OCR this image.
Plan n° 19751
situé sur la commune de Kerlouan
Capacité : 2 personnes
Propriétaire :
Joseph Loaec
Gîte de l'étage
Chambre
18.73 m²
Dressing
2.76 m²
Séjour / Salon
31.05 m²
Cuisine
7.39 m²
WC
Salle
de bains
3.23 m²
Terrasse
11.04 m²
****
#### [TASK OBJECTIVE]
All of the data needs to be printed once more, exactly.

#### [REPLY]
OCR this image.
Plan n° 19751
situé sur la commune de Kerlouan
Capacité : 2 personnes
Propriétaire :
Joseph Loaec
Gîte de l'étage
Chambre
18.73 m²
Dressing
2.76 m²
Séjour / Salon
31.05 m²
Cuisine
7.39 m²
WC
Salle
de bains
3.23 m²
Terrasse
11.04 m²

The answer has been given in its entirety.